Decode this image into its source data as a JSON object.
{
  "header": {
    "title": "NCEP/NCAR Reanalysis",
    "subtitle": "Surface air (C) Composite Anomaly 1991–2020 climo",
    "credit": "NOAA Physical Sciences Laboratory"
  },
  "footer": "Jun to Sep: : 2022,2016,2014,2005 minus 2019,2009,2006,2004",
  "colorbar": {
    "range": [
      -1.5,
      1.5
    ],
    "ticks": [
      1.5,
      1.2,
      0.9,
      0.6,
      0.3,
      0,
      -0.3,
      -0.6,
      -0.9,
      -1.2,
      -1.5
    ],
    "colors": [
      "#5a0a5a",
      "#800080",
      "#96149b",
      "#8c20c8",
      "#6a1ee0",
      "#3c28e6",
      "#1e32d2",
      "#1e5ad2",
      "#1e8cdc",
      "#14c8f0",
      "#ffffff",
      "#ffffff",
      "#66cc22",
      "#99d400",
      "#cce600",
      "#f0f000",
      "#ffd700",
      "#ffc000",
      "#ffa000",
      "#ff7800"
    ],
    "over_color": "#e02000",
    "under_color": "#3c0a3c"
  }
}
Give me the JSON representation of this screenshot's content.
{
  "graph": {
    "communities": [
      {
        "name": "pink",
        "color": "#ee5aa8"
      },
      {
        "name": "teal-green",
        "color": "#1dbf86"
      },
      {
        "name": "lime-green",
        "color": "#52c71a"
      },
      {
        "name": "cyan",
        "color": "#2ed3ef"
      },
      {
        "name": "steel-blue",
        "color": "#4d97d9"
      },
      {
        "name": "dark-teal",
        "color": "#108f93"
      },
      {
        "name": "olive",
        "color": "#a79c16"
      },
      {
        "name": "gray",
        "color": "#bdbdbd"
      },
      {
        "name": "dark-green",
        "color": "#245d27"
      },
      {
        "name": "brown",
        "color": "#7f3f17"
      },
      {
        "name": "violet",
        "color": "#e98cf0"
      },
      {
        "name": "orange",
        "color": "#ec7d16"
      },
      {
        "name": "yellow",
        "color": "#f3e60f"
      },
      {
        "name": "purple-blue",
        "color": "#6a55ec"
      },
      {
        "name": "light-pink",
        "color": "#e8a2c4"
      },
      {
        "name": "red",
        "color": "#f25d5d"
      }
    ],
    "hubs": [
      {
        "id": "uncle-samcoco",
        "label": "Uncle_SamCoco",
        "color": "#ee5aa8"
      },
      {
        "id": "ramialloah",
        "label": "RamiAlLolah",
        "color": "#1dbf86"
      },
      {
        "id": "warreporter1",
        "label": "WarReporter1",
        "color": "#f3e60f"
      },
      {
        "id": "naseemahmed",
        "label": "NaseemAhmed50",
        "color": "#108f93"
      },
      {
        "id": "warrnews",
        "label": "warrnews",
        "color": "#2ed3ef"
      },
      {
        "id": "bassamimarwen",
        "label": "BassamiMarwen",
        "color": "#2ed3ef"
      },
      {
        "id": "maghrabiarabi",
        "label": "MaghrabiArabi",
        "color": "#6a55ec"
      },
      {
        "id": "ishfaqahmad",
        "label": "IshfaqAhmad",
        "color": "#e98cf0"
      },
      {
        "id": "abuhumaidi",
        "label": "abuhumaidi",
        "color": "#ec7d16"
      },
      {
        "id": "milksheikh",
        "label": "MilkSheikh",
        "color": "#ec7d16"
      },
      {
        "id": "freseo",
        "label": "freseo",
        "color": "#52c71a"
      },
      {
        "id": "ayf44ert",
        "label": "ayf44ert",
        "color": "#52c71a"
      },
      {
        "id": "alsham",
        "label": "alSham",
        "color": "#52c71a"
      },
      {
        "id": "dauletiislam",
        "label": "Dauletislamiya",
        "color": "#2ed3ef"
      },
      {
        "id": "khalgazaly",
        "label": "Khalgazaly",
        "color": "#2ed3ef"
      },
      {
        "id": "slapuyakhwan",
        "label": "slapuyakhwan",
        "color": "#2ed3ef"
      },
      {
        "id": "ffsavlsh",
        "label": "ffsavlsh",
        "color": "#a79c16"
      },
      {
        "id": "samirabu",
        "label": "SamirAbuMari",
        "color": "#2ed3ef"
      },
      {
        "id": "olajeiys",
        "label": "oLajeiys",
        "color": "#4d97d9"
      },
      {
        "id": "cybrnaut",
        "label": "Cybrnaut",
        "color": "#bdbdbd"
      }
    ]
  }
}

▶ GOAL: Gather from the records above every line containing the string "this".

▶ TASK ANSWER:
Decode this image into its source data as a JSON object.
Give me the JSON representation of this screenshot's content.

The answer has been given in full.